In December 2024 Jones, like Chalmers, said he supported the recommendations subject to further consultation, due to wind up next month. This of course is also an election year and while the Liberals have not opined it is another wildcard adding to the uncertainty.
While the ACCC battles through, two of the key cases this year are private actions, one awaiting judgment, computer game maker Epic’s challenge to Apple and Google’s misuses of power in their control of computer apps, and another potentially overturning the ACCC’s clearance of the BGC takeover of Midland Brick in 2020.
The regulator said if the takeover didn’t proceed Midland was going to shut its doors in any case.
Rival Brickworks has accused BGC of predatory pricing and said the merger was anti-competitive, and if it wins the case it will be an embarrassment for the ACCC ahead of its new merger laws.
The ACCC maintains the changes are necessary because it to hard to challenge mergers but Australia’s biggest brick maker Brickworks disagrees.
The merger changes that squeaked into law late last year will be a test for the ACCC administration, with a rush of proposals under the mandatory disclosure rules. The reporting threshold is very low, which means the vast majority of mergers will be screened, and the process will effectively sideline the courts in the process which requires an ACCC decision for a deal to proceed.

◆ Work required
Translate this sentence from the passage on the ACCC's merger cases into French: "The regulator said if the takeover didn't proceed Midland was going to shut its doors in any case." The listing that comes next is drawn from a separate source.

◆ Data
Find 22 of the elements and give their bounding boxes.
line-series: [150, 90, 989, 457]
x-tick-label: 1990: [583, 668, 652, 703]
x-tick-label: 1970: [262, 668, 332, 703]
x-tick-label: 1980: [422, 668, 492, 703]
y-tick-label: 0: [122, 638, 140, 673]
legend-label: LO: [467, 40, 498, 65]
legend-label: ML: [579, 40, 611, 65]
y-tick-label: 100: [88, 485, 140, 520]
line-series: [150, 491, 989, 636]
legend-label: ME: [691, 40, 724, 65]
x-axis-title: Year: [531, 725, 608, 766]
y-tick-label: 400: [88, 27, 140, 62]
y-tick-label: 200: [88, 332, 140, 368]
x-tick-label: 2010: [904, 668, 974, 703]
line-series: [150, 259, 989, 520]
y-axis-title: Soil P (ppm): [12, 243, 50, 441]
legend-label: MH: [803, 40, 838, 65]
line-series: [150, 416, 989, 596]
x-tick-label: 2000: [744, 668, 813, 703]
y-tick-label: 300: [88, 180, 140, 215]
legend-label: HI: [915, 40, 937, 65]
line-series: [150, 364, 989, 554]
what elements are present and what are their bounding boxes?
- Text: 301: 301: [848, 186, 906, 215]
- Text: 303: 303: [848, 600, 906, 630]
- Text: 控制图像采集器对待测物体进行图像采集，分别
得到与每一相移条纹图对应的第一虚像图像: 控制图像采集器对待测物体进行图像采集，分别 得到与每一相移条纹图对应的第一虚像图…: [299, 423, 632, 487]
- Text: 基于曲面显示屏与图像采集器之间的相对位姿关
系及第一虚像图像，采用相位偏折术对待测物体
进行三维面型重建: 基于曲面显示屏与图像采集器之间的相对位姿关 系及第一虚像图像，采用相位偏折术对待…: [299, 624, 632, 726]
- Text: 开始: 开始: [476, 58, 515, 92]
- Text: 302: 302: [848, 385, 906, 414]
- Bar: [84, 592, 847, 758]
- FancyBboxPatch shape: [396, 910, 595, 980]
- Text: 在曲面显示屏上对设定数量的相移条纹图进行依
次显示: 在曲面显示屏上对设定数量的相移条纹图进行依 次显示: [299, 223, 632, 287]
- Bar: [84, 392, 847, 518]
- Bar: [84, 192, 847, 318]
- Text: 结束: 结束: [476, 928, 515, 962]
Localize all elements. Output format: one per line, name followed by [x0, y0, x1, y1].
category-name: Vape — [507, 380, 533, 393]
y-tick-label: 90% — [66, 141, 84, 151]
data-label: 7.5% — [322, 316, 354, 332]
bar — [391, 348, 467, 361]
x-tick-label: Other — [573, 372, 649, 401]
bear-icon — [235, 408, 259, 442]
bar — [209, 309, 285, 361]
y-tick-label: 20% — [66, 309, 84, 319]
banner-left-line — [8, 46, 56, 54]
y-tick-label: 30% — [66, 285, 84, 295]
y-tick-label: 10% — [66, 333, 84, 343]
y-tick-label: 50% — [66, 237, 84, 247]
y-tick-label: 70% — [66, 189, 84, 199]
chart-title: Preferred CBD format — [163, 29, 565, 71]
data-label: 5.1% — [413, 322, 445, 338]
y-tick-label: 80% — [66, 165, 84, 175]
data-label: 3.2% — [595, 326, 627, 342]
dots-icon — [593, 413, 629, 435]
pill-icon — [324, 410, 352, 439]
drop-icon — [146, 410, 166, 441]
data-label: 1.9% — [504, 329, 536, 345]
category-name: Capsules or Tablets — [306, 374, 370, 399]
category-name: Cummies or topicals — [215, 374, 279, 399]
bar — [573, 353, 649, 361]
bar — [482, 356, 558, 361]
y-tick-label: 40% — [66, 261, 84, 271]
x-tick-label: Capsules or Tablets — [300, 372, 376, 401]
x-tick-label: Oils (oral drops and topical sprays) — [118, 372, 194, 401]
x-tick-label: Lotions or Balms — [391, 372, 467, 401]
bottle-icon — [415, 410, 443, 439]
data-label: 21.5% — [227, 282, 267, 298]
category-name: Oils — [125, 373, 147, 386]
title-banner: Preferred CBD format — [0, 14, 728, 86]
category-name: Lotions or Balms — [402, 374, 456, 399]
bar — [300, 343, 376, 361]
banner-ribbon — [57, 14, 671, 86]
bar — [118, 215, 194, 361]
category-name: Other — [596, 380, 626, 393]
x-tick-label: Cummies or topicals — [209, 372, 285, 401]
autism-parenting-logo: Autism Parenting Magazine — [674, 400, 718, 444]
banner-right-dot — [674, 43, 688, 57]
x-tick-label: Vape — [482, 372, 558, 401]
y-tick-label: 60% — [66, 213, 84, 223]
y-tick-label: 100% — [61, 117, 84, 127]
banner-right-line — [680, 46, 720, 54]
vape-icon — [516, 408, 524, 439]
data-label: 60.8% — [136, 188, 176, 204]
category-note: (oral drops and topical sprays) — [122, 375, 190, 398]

◆ Exercise output
Le régulateur a déclaré que, si la reprise n'avait pas lieu, Midland allait de toute façon fermer ses portes.